*The task*: Repeat the whole listing below, word for word.

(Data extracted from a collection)
════════════════════

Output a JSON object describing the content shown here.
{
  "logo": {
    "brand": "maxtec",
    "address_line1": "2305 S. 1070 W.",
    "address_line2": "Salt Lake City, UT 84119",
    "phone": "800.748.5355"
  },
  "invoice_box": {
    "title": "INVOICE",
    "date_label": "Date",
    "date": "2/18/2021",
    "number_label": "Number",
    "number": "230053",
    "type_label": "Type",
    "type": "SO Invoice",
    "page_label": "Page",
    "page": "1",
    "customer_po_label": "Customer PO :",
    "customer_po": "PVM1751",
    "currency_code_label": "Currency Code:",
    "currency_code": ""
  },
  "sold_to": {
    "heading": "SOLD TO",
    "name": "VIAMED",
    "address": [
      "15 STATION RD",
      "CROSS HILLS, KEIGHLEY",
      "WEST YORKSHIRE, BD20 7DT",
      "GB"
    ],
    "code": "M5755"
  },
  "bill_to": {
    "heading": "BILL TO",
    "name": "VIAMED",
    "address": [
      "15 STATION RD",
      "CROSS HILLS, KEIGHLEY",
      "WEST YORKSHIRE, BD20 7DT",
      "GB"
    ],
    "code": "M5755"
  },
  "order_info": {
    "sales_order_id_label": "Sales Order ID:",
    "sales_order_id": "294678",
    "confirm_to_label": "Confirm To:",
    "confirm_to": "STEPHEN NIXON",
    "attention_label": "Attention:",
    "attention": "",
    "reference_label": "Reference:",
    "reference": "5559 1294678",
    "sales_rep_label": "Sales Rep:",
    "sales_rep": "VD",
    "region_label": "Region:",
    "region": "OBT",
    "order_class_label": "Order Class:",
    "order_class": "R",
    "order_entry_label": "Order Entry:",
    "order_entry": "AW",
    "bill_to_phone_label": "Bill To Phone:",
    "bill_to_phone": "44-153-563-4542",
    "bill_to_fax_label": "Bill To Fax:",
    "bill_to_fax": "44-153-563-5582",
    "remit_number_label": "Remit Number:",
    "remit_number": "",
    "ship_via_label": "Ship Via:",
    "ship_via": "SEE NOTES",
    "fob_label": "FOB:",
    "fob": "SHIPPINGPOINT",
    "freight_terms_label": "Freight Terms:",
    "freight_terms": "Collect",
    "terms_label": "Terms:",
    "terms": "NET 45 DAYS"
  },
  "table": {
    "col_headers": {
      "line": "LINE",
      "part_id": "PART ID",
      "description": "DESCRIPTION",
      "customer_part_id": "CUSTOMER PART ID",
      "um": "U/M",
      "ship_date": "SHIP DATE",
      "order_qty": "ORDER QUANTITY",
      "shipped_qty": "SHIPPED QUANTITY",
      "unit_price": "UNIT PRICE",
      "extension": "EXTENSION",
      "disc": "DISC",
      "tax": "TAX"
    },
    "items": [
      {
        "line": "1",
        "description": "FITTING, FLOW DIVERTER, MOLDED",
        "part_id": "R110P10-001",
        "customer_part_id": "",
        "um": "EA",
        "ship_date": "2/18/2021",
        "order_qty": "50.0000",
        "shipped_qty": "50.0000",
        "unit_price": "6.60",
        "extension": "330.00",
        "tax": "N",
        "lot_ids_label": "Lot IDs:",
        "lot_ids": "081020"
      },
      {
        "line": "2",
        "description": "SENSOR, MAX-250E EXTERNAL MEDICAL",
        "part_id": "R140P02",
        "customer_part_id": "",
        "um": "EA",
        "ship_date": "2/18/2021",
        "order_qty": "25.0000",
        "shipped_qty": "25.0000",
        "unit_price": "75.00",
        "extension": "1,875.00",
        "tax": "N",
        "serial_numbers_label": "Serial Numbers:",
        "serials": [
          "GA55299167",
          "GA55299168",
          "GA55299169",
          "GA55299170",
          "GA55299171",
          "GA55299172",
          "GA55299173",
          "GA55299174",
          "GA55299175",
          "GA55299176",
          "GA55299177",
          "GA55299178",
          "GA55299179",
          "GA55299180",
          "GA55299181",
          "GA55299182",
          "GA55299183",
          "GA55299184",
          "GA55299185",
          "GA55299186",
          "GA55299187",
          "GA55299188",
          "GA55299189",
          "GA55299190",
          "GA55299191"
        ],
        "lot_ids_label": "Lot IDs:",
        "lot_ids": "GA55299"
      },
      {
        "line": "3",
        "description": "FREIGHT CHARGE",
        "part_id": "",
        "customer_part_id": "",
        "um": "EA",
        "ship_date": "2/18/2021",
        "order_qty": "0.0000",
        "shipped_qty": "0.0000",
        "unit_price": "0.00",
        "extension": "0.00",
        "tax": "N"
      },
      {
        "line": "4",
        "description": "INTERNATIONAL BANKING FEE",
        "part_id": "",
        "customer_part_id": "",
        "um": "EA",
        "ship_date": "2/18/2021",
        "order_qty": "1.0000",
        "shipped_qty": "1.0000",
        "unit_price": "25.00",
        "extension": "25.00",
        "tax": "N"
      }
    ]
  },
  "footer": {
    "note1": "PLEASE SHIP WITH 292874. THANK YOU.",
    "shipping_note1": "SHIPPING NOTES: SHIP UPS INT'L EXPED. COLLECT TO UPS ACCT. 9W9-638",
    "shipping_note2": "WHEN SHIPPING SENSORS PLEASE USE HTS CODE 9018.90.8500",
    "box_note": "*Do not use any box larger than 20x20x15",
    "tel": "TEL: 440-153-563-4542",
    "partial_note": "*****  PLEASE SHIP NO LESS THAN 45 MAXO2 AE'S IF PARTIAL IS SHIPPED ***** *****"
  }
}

════════════════════

*Completed task*:
Output a JSON object describing the content shown here.
{
  "logo": {
    "brand": "maxtec",
    "address_line1": "2305 S. 1070 W.",
    "address_line2": "Salt Lake City, UT 84119",
    "phone": "800.748.5355"
  },
  "invoice_box": {
    "title": "INVOICE",
    "date_label": "Date",
    "date": "2/18/2021",
    "number_label": "Number",
    "number": "230053",
    "type_label": "Type",
    "type": "SO Invoice",
    "page_label": "Page",
    "page": "1",
    "customer_po_label": "Customer PO :",
    "customer_po": "PVM1751",
    "currency_code_label": "Currency Code:",
    "currency_code": ""
  },
  "sold_to": {
    "heading": "SOLD TO",
    "name": "VIAMED",
    "address": [
      "15 STATION RD",
      "CROSS HILLS, KEIGHLEY",
      "WEST YORKSHIRE, BD20 7DT",
      "GB"
    ],
    "code": "M5755"
  },
  "bill_to": {
    "heading": "BILL TO",
    "name": "VIAMED",
    "address": [
      "15 STATION RD",
      "CROSS HILLS, KEIGHLEY",
      "WEST YORKSHIRE, BD20 7DT",
      "GB"
    ],
    "code": "M5755"
  },
  "order_info": {
    "sales_order_id_label": "Sales Order ID:",
    "sales_order_id": "294678",
    "confirm_to_label": "Confirm To:",
    "confirm_to": "STEPHEN NIXON",
    "attention_label": "Attention:",
    "attention": "",
    "reference_label": "Reference:",
    "reference": "5559 1294678",
    "sales_rep_label": "Sales Rep:",
    "sales_rep": "VD",
    "region_label": "Region:",
    "region": "OBT",
    "order_class_label": "Order Class:",
    "order_class": "R",
    "order_entry_label": "Order Entry:",
    "order_entry": "AW",
    "bill_to_phone_label": "Bill To Phone:",
    "bill_to_phone": "44-153-563-4542",
    "bill_to_fax_label": "Bill To Fax:",
    "bill_to_fax": "44-153-563-5582",
    "remit_number_label": "Remit Number:",
    "remit_number": "",
    "ship_via_label": "Ship Via:",
    "ship_via": "SEE NOTES",
    "fob_label": "FOB:",
    "fob": "SHIPPINGPOINT",
    "freight_terms_label": "Freight Terms:",
    "freight_terms": "Collect",
    "terms_label": "Terms:",
    "terms": "NET 45 DAYS"
  },
  "table": {
    "col_headers": {
      "line": "LINE",
      "part_id": "PART ID",
      "description": "DESCRIPTION",
      "customer_part_id": "CUSTOMER PART ID",
      "um": "U/M",
      "ship_date": "SHIP DATE",
      "order_qty": "ORDER QUANTITY",
      "shipped_qty": "SHIPPED QUANTITY",
      "unit_price": "UNIT PRICE",
      "extension": "EXTENSION",
      "disc": "DISC",
      "tax": "TAX"
    },
    "items": [
      {
        "line": "1",
        "description": "FITTING, FLOW DIVERTER, MOLDED",
        "part_id": "R110P10-001",
        "customer_part_id": "",
        "um": "EA",
        "ship_date": "2/18/2021",
        "order_qty": "50.0000",
        "shipped_qty": "50.0000",
        "unit_price": "6.60",
        "extension": "330.00",
        "tax": "N",
        "lot_ids_label": "Lot IDs:",
        "lot_ids": "081020"
      },
      {
        "line": "2",
        "description": "SENSOR, MAX-250E EXTERNAL MEDICAL",
        "part_id": "R140P02",
        "customer_part_id": "",
        "um": "EA",
        "ship_date": "2/18/2021",
        "order_qty": "25.0000",
        "shipped_qty": "25.0000",
        "unit_price": "75.00",
        "extension": "1,875.00",
        "tax": "N",
        "serial_numbers_label": "Serial Numbers:",
        "serials": [
          "GA55299167",
          "GA55299168",
          "GA55299169",
          "GA55299170",
          "GA55299171",
          "GA55299172",
          "GA55299173",
          "GA55299174",
          "GA55299175",
          "GA55299176",
          "GA55299177",
          "GA55299178",
          "GA55299179",
          "GA55299180",
          "GA55299181",
          "GA55299182",
          "GA55299183",
          "GA55299184",
          "GA55299185",
          "GA55299186",
          "GA55299187",
          "GA55299188",
          "GA55299189",
          "GA55299190",
          "GA55299191"
        ],
        "lot_ids_label": "Lot IDs:",
        "lot_ids": "GA55299"
      },
      {
        "line": "3",
        "description": "FREIGHT CHARGE",
        "part_id": "",
        "customer_part_id": "",
        "um": "EA",
        "ship_date": "2/18/2021",
        "order_qty": "0.0000",
        "shipped_qty": "0.0000",
        "unit_price": "0.00",
        "extension": "0.00",
        "tax": "N"
      },
      {
        "line": "4",
        "description": "INTERNATIONAL BANKING FEE",
        "part_id": "",
        "customer_part_id": "",
        "um": "EA",
        "ship_date": "2/18/2021",
        "order_qty": "1.0000",
        "shipped_qty": "1.0000",
        "unit_price": "25.00",
        "extension": "25.00",
        "tax": "N"
      }
    ]
  },
  "footer": {
    "note1": "PLEASE SHIP WITH 292874. THANK YOU.",
    "shipping_note1": "SHIPPING NOTES: SHIP UPS INT'L EXPED. COLLECT TO UPS ACCT. 9W9-638",
    "shipping_note2": "WHEN SHIPPING SENSORS PLEASE USE HTS CODE 9018.90.8500",
    "box_note": "*Do not use any box larger than 20x20x15",
    "tel": "TEL: 440-153-563-4542",
    "partial_note": "*****  PLEASE SHIP NO LESS THAN 45 MAXO2 AE'S IF PARTIAL IS SHIPPED ***** *****"
  }
}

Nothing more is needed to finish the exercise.